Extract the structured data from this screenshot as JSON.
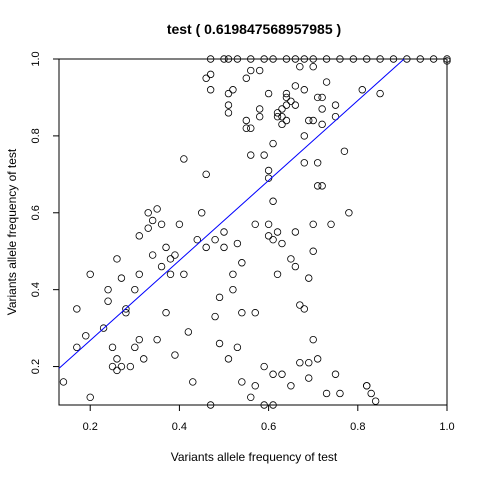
{
  "chart_data": {
    "type": "scatter",
    "title": "test ( 0.619847568957985 )",
    "xlabel": "Variants allele frequency of test",
    "ylabel": "Variants allele frequency of test",
    "xlim": [
      0.13,
      1.0
    ],
    "ylim": [
      0.1,
      1.0
    ],
    "x_ticks": [
      0.2,
      0.4,
      0.6,
      0.8,
      1.0
    ],
    "y_ticks": [
      0.2,
      0.4,
      0.6,
      0.8,
      1.0
    ],
    "x_tick_labels": [
      "0.2",
      "0.4",
      "0.6",
      "0.8",
      "1.0"
    ],
    "y_tick_labels": [
      "0.2",
      "0.4",
      "0.6",
      "0.8",
      "1.0"
    ],
    "grid": false,
    "point_color": "#000000",
    "fit_line": {
      "intercept": 0.06,
      "slope": 1.04,
      "color": "#0000ff"
    },
    "points": [
      [
        0.14,
        0.16
      ],
      [
        0.17,
        0.35
      ],
      [
        0.17,
        0.25
      ],
      [
        0.19,
        0.28
      ],
      [
        0.2,
        0.12
      ],
      [
        0.2,
        0.44
      ],
      [
        0.23,
        0.3
      ],
      [
        0.24,
        0.37
      ],
      [
        0.24,
        0.4
      ],
      [
        0.25,
        0.25
      ],
      [
        0.25,
        0.2
      ],
      [
        0.26,
        0.22
      ],
      [
        0.26,
        0.48
      ],
      [
        0.26,
        0.19
      ],
      [
        0.27,
        0.43
      ],
      [
        0.27,
        0.2
      ],
      [
        0.28,
        0.35
      ],
      [
        0.28,
        0.34
      ],
      [
        0.29,
        0.2
      ],
      [
        0.3,
        0.25
      ],
      [
        0.3,
        0.4
      ],
      [
        0.31,
        0.27
      ],
      [
        0.31,
        0.44
      ],
      [
        0.31,
        0.54
      ],
      [
        0.32,
        0.22
      ],
      [
        0.33,
        0.6
      ],
      [
        0.33,
        0.56
      ],
      [
        0.34,
        0.58
      ],
      [
        0.34,
        0.49
      ],
      [
        0.35,
        0.61
      ],
      [
        0.35,
        0.27
      ],
      [
        0.36,
        0.46
      ],
      [
        0.36,
        0.57
      ],
      [
        0.37,
        0.51
      ],
      [
        0.37,
        0.34
      ],
      [
        0.38,
        0.44
      ],
      [
        0.38,
        0.48
      ],
      [
        0.39,
        0.49
      ],
      [
        0.39,
        0.23
      ],
      [
        0.4,
        0.57
      ],
      [
        0.41,
        0.74
      ],
      [
        0.41,
        0.44
      ],
      [
        0.42,
        0.29
      ],
      [
        0.43,
        0.16
      ],
      [
        0.44,
        0.53
      ],
      [
        0.45,
        0.6
      ],
      [
        0.46,
        0.51
      ],
      [
        0.46,
        0.7
      ],
      [
        0.46,
        0.95
      ],
      [
        0.47,
        0.96
      ],
      [
        0.47,
        0.1
      ],
      [
        0.47,
        0.92
      ],
      [
        0.47,
        1.0
      ],
      [
        0.48,
        0.53
      ],
      [
        0.48,
        0.33
      ],
      [
        0.49,
        0.38
      ],
      [
        0.49,
        0.26
      ],
      [
        0.5,
        0.55
      ],
      [
        0.5,
        0.51
      ],
      [
        0.51,
        0.91
      ],
      [
        0.51,
        1.0
      ],
      [
        0.51,
        0.88
      ],
      [
        0.51,
        0.86
      ],
      [
        0.51,
        0.22
      ],
      [
        0.52,
        0.44
      ],
      [
        0.52,
        0.92
      ],
      [
        0.52,
        0.4
      ],
      [
        0.53,
        0.52
      ],
      [
        0.53,
        0.25
      ],
      [
        0.54,
        0.47
      ],
      [
        0.54,
        0.16
      ],
      [
        0.54,
        0.34
      ],
      [
        0.55,
        0.82
      ],
      [
        0.55,
        0.95
      ],
      [
        0.55,
        0.84
      ],
      [
        0.56,
        0.75
      ],
      [
        0.56,
        0.82
      ],
      [
        0.56,
        0.97
      ],
      [
        0.56,
        0.12
      ],
      [
        0.57,
        0.15
      ],
      [
        0.57,
        0.34
      ],
      [
        0.57,
        0.57
      ],
      [
        0.58,
        0.85
      ],
      [
        0.58,
        0.87
      ],
      [
        0.58,
        0.97
      ],
      [
        0.59,
        0.75
      ],
      [
        0.59,
        0.2
      ],
      [
        0.59,
        0.1
      ],
      [
        0.6,
        0.69
      ],
      [
        0.6,
        0.71
      ],
      [
        0.6,
        0.91
      ],
      [
        0.6,
        0.54
      ],
      [
        0.6,
        0.57
      ],
      [
        0.61,
        0.78
      ],
      [
        0.61,
        0.63
      ],
      [
        0.61,
        0.53
      ],
      [
        0.61,
        0.18
      ],
      [
        0.61,
        0.1
      ],
      [
        0.62,
        0.86
      ],
      [
        0.62,
        0.85
      ],
      [
        0.62,
        0.55
      ],
      [
        0.62,
        0.44
      ],
      [
        0.63,
        0.83
      ],
      [
        0.63,
        0.87
      ],
      [
        0.63,
        0.85
      ],
      [
        0.63,
        0.52
      ],
      [
        0.63,
        0.18
      ],
      [
        0.64,
        0.88
      ],
      [
        0.64,
        0.9
      ],
      [
        0.64,
        0.91
      ],
      [
        0.64,
        0.84
      ],
      [
        0.65,
        0.89
      ],
      [
        0.65,
        0.48
      ],
      [
        0.65,
        0.15
      ],
      [
        0.66,
        0.88
      ],
      [
        0.66,
        0.93
      ],
      [
        0.66,
        0.46
      ],
      [
        0.66,
        0.55
      ],
      [
        0.67,
        0.98
      ],
      [
        0.67,
        0.21
      ],
      [
        0.67,
        0.36
      ],
      [
        0.68,
        0.35
      ],
      [
        0.68,
        0.8
      ],
      [
        0.68,
        0.73
      ],
      [
        0.68,
        0.92
      ],
      [
        0.69,
        0.84
      ],
      [
        0.69,
        0.43
      ],
      [
        0.69,
        0.17
      ],
      [
        0.69,
        0.21
      ],
      [
        0.7,
        0.98
      ],
      [
        0.7,
        0.84
      ],
      [
        0.7,
        0.5
      ],
      [
        0.7,
        0.27
      ],
      [
        0.7,
        0.57
      ],
      [
        0.71,
        0.9
      ],
      [
        0.71,
        0.67
      ],
      [
        0.71,
        0.22
      ],
      [
        0.71,
        0.73
      ],
      [
        0.72,
        0.9
      ],
      [
        0.72,
        0.83
      ],
      [
        0.72,
        0.87
      ],
      [
        0.72,
        0.67
      ],
      [
        0.73,
        0.94
      ],
      [
        0.73,
        0.13
      ],
      [
        0.74,
        0.57
      ],
      [
        0.75,
        0.88
      ],
      [
        0.75,
        0.85
      ],
      [
        0.75,
        0.18
      ],
      [
        0.76,
        0.13
      ],
      [
        0.77,
        0.76
      ],
      [
        0.78,
        0.6
      ],
      [
        0.81,
        0.92
      ],
      [
        0.82,
        0.15
      ],
      [
        0.82,
        0.15
      ],
      [
        0.83,
        0.13
      ],
      [
        0.84,
        0.11
      ],
      [
        0.85,
        0.91
      ],
      [
        0.5,
        1.0
      ],
      [
        0.53,
        1.0
      ],
      [
        0.56,
        1.0
      ],
      [
        0.59,
        1.0
      ],
      [
        0.61,
        1.0
      ],
      [
        0.64,
        1.0
      ],
      [
        0.66,
        1.0
      ],
      [
        0.68,
        1.0
      ],
      [
        0.7,
        1.0
      ],
      [
        0.73,
        1.0
      ],
      [
        0.76,
        1.0
      ],
      [
        0.79,
        1.0
      ],
      [
        0.82,
        1.0
      ],
      [
        0.85,
        1.0
      ],
      [
        0.88,
        1.0
      ],
      [
        0.91,
        1.0
      ],
      [
        0.94,
        1.0
      ],
      [
        0.97,
        1.0
      ],
      [
        1.0,
        1.0
      ],
      [
        1.0,
        0.995
      ]
    ]
  }
}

☆ ☆ ☆ ☆ ☆ ☆ ☆

TASK DESCRIPTION — Collect every line above that contains the word "frequency".

ANSWER TO THIS PROBLEM —
    "xlabel": "Variants allele frequency of test",
    "ylabel": "Variants allele frequency of test",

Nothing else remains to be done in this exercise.